DATA FOR PROCESSING.
((
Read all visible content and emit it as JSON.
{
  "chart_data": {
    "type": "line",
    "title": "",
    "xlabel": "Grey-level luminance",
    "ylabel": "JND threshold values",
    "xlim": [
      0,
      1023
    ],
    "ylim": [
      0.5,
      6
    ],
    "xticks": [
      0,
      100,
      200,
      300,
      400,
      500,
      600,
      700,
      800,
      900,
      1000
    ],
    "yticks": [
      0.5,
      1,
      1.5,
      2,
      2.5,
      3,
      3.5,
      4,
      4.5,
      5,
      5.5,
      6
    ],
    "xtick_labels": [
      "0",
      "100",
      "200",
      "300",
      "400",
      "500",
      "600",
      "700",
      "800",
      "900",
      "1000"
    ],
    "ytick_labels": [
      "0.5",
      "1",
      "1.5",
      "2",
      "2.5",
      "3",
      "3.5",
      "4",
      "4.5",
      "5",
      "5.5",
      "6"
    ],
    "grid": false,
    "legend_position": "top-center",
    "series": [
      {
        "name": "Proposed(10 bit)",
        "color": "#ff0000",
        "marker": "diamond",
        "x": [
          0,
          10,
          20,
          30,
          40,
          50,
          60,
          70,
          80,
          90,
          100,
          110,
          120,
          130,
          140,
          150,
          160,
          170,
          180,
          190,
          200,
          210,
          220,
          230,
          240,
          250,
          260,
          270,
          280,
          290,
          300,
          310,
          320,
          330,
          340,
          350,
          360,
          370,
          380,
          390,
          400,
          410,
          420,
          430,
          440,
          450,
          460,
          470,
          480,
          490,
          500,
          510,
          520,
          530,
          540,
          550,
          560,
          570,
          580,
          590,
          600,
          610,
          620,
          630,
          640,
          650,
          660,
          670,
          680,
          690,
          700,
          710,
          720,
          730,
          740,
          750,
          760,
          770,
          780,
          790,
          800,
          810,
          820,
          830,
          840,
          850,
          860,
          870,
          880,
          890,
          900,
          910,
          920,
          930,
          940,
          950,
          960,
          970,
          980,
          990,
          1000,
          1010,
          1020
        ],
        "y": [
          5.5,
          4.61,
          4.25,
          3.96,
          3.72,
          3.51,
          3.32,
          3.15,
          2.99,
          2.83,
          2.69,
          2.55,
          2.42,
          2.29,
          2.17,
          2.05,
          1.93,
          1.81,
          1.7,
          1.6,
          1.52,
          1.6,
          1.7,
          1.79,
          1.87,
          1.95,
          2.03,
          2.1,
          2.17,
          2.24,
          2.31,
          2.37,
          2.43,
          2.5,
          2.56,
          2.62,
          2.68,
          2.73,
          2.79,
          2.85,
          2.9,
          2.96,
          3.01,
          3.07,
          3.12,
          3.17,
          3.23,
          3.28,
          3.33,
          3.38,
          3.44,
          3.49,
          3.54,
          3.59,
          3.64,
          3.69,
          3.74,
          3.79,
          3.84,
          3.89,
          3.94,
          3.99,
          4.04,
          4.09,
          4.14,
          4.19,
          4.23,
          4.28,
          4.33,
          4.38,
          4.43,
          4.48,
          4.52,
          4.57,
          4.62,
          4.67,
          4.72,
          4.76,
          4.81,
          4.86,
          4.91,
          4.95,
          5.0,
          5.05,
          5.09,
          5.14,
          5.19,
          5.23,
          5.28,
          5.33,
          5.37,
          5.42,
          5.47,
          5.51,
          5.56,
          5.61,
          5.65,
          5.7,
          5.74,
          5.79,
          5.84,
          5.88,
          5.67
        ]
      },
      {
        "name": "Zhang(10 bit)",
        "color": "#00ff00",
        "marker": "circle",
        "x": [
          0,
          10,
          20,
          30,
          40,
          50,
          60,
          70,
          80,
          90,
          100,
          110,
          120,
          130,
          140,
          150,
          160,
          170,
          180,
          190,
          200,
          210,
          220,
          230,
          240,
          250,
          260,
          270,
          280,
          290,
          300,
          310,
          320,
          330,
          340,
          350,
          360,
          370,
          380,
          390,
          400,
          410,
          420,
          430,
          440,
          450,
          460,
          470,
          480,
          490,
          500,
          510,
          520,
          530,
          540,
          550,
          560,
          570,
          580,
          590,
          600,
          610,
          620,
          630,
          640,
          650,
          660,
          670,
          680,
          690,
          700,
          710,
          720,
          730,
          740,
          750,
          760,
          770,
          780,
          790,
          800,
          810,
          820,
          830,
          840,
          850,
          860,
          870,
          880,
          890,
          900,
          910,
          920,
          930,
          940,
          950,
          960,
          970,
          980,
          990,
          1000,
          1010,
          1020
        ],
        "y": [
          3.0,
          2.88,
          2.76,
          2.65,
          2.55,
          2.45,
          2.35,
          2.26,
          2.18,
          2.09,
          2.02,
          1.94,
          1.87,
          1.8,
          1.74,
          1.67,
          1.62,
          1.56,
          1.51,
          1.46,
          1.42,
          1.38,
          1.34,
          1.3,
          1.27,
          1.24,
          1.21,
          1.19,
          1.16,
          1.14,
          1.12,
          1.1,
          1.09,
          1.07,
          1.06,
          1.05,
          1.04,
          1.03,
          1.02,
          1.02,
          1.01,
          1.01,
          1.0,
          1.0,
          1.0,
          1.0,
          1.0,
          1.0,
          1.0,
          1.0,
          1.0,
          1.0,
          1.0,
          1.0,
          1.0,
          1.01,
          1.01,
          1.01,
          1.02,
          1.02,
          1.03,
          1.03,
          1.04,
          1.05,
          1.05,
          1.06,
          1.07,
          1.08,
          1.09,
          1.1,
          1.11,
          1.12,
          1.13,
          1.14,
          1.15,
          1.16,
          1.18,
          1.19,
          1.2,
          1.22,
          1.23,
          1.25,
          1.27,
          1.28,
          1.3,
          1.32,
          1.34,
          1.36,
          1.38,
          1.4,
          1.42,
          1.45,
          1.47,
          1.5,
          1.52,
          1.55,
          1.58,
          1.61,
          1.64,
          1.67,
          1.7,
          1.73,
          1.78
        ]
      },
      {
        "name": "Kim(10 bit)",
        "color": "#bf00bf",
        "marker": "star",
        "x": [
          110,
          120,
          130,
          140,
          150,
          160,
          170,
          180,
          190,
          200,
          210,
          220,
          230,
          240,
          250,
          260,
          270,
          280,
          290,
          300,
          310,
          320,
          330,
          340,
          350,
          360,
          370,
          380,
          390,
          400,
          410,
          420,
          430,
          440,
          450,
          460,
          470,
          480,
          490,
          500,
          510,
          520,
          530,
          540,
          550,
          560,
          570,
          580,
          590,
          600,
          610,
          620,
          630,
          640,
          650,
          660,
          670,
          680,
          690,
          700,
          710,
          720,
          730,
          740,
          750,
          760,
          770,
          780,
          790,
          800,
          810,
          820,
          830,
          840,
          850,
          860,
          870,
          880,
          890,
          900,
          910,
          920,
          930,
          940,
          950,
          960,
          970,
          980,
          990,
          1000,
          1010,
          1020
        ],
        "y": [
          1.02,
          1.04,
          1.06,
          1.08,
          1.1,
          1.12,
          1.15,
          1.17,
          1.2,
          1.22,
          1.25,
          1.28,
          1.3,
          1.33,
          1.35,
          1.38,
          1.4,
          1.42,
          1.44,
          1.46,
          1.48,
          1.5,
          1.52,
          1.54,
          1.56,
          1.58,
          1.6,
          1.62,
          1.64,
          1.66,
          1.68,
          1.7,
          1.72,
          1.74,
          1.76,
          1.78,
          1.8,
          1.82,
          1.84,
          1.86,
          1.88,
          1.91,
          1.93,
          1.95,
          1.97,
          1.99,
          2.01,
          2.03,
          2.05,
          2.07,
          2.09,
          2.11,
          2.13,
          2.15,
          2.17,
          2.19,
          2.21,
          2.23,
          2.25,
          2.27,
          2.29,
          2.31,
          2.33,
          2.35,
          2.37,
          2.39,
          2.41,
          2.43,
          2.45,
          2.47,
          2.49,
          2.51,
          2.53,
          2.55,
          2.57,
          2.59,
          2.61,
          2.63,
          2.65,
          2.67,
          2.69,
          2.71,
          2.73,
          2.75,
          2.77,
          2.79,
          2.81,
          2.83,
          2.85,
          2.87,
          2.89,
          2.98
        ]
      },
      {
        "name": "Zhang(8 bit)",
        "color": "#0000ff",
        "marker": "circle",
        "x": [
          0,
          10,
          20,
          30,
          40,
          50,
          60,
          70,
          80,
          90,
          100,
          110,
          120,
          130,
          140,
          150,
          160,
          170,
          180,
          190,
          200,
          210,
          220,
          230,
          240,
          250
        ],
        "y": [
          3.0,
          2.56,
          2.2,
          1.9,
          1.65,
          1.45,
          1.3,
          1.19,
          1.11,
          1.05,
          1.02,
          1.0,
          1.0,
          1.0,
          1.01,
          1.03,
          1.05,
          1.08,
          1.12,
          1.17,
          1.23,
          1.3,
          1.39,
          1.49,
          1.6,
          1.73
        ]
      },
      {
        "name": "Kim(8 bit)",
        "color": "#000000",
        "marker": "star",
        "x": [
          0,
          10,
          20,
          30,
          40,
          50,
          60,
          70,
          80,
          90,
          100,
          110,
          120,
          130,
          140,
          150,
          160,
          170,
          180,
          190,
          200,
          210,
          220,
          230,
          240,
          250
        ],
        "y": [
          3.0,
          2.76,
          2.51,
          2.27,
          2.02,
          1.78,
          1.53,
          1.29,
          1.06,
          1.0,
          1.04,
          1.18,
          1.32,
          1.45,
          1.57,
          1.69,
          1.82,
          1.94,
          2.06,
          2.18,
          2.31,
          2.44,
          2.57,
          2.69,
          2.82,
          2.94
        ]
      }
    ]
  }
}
))
Select, from the listing, all lines that include the word "color".

SOLUTION FOR THIS TASK.
        "color": "#ff0000",
        "color": "#00ff00",
        "color": "#bf00bf",
        "color": "#0000ff",
        "color": "#000000",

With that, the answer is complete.